Figure record listings
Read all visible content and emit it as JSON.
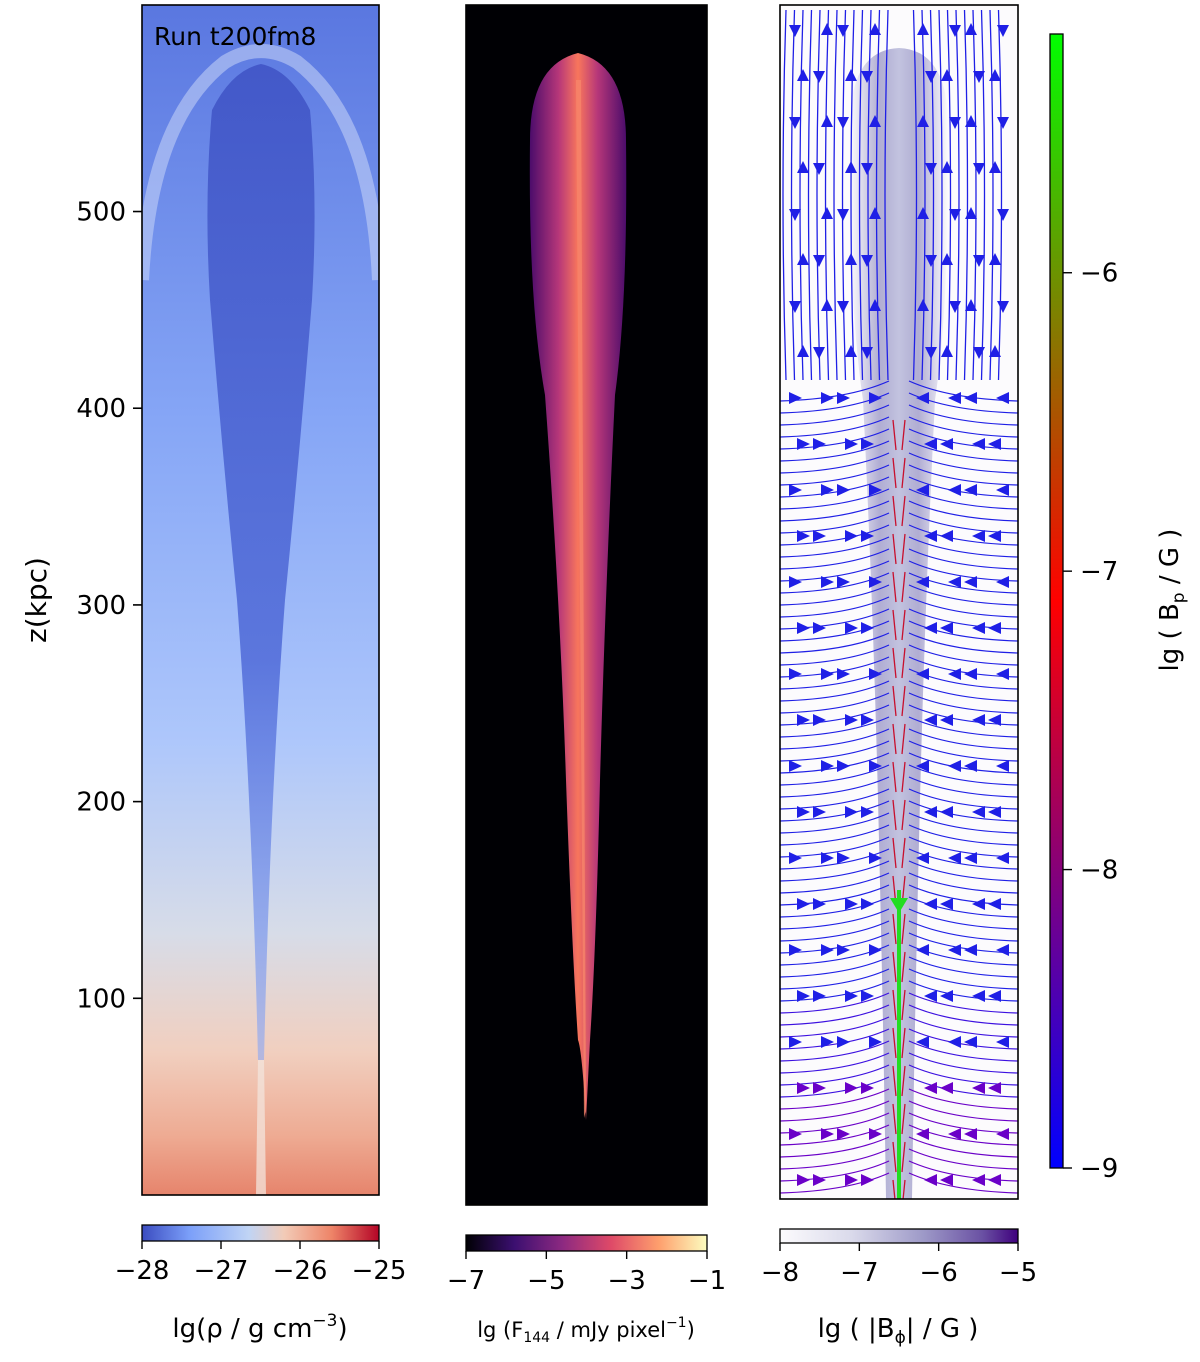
{
  "chart_data": [
    {
      "type": "heatmap",
      "panel": "density",
      "annotation": "Run t200fm8",
      "ylabel": "z(kpc)",
      "yticks": [
        100,
        200,
        300,
        400,
        500
      ],
      "ytick_labels": [
        "100",
        "200",
        "300",
        "400",
        "500"
      ],
      "ylim": [
        0,
        605
      ],
      "colorbar": {
        "label": "lg(ρ / g cm",
        "label_sup": "−3",
        "label_end": ")",
        "range": [
          -28,
          -25
        ],
        "ticks": [
          -28,
          -27,
          -26,
          -25
        ],
        "tick_labels": [
          "−28",
          "−27",
          "−26",
          "−25"
        ],
        "colormap": "coolwarm",
        "colors": [
          "#3b4cc0",
          "#7b9ff9",
          "#c0d4f5",
          "#f2cbb7",
          "#ee8468",
          "#b40426"
        ]
      }
    },
    {
      "type": "heatmap",
      "panel": "radio-flux",
      "ylim": [
        0,
        605
      ],
      "colorbar": {
        "label": "lg (F",
        "label_sub": "144",
        "label_mid": " / mJy pixel",
        "label_sup": "−1",
        "label_end": ")",
        "range": [
          -7,
          -1
        ],
        "ticks": [
          -7,
          -5,
          -3,
          -1
        ],
        "tick_labels": [
          "−7",
          "−5",
          "−3",
          "−1"
        ],
        "colormap": "magma",
        "colors": [
          "#000004",
          "#3b0f70",
          "#8c2981",
          "#de4968",
          "#fe9f6d",
          "#fcfdbf"
        ]
      }
    },
    {
      "type": "streamplot",
      "panel": "magnetic-field",
      "ylim": [
        0,
        605
      ],
      "colorbar_bphi": {
        "label": "lg ( |B",
        "label_sub": "ϕ",
        "label_end": "| / G )",
        "range": [
          -8,
          -5
        ],
        "ticks": [
          -8,
          -7,
          -6,
          -5
        ],
        "tick_labels": [
          "−8",
          "−7",
          "−6",
          "−5"
        ],
        "colormap": "Purples",
        "colors": [
          "#fcfbfd",
          "#dadaeb",
          "#9e9ac8",
          "#6a51a3",
          "#3f007d"
        ]
      },
      "colorbar_bp": {
        "label": "lg ( B",
        "label_sub": "p",
        "label_end": " / G )",
        "range": [
          -9,
          -5.2
        ],
        "ticks": [
          -9,
          -8,
          -7,
          -6
        ],
        "tick_labels": [
          "−9",
          "−8",
          "−7",
          "−6"
        ],
        "colormap": "brg",
        "colors": [
          "#0000ff",
          "#ff0000",
          "#00ff00"
        ]
      }
    }
  ]
}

What you have to do:
Copy out every line with the word "colormap".

Task output:
        "colormap": "coolwarm",
        "colormap": "magma",
        "colormap": "Purples",
        "colormap": "brg",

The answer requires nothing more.